*PROBLEM*. Below are records. Copy every line with "people" in it.
* start MATERIAL PROVIDED *
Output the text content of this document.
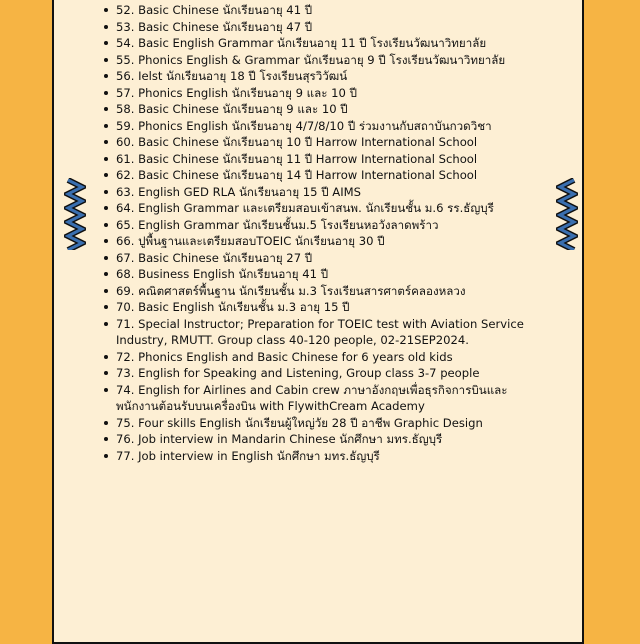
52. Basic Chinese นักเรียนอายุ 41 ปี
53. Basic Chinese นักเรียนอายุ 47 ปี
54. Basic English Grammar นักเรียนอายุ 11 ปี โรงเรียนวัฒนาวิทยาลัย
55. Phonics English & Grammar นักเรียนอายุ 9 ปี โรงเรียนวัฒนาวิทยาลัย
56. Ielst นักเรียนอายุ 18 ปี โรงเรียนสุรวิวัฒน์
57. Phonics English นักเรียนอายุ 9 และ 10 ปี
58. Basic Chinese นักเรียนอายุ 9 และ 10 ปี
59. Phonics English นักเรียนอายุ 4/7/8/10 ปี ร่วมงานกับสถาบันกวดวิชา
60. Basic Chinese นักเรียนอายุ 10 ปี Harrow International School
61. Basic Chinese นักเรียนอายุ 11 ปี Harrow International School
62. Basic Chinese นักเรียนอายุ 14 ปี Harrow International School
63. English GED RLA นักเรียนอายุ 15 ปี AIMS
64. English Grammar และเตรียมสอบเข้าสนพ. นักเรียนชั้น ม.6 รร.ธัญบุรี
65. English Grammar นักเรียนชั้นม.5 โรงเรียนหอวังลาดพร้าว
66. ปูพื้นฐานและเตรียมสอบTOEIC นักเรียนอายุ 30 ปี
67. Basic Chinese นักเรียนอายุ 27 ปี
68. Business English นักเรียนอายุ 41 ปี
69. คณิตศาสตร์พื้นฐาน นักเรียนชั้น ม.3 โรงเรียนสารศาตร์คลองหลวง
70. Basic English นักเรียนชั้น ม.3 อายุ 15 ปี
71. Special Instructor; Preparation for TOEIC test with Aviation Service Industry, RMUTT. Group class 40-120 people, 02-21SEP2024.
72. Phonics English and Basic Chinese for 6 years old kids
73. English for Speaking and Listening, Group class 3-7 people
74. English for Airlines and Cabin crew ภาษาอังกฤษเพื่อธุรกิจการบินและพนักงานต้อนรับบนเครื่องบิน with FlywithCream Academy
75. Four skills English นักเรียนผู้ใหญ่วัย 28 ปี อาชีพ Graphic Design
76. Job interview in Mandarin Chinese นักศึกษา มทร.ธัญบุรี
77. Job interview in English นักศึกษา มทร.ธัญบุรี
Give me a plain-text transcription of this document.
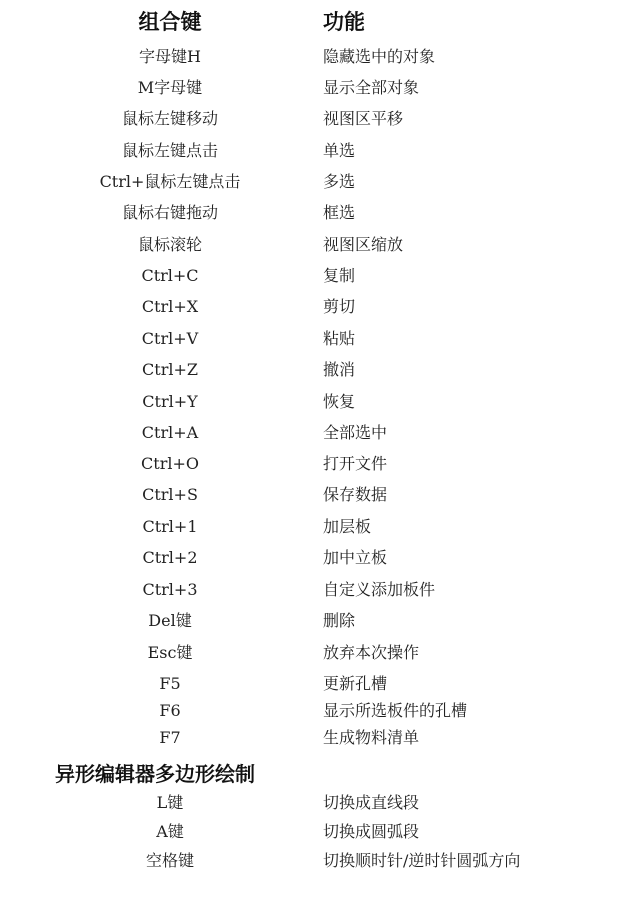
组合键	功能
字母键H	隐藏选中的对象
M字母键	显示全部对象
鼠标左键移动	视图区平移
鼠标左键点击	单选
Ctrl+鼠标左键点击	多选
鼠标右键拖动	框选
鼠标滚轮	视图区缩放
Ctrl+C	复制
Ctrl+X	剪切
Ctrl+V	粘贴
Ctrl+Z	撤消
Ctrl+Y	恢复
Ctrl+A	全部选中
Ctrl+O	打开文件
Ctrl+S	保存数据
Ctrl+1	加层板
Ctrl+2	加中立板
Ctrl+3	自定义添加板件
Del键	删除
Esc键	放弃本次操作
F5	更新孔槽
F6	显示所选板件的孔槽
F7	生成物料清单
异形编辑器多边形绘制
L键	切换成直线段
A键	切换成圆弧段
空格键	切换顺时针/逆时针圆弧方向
* end MATERIAL PROVIDED *
* start MATERIAL PROVIDED *
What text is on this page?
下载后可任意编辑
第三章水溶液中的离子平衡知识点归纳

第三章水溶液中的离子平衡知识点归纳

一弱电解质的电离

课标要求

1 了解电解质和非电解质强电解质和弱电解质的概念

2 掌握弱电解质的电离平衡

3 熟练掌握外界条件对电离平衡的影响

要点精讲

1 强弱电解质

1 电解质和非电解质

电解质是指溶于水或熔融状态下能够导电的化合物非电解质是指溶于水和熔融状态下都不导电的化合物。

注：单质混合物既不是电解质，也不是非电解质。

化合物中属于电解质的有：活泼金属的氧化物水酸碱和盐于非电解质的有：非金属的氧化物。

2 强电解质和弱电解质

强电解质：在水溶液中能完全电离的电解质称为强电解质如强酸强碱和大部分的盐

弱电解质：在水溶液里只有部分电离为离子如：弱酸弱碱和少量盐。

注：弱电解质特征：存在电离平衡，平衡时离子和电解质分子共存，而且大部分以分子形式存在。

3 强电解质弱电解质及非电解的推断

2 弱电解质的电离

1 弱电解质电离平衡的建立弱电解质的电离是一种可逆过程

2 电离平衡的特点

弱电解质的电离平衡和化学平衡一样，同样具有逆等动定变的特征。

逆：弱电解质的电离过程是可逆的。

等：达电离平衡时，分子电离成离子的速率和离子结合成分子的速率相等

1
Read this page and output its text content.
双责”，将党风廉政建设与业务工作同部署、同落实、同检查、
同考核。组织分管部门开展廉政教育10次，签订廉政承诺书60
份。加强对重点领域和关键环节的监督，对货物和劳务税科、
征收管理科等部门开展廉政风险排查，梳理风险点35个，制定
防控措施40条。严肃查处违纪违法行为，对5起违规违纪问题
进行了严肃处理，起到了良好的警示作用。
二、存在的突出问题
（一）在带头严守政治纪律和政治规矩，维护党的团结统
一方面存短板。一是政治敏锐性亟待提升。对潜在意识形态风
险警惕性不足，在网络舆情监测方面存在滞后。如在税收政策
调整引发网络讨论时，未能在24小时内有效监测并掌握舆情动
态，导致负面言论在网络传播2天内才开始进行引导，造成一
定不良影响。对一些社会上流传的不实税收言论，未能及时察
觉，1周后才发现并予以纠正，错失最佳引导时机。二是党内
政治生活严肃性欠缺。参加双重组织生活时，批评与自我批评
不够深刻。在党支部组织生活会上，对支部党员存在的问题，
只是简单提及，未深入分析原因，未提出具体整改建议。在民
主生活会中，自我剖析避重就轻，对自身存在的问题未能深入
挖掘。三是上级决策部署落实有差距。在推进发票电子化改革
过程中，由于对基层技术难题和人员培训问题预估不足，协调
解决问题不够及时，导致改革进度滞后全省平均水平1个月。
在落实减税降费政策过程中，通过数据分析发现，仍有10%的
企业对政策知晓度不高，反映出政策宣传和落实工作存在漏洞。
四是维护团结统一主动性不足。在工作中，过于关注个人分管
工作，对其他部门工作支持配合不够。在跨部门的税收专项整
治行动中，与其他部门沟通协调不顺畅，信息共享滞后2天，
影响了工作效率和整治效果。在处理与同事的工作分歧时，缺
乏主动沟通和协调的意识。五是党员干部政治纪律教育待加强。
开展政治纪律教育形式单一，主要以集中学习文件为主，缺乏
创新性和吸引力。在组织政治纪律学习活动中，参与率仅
* end MATERIAL PROVIDED *
*TASK SOLUTION*.
71. Special Instructor; Preparation for TOEIC test with Aviation Service Industry, RMUTT. Group class 40-120 people, 02-21SEP2024.
73. English for Speaking and Listening, Group class 3-7 people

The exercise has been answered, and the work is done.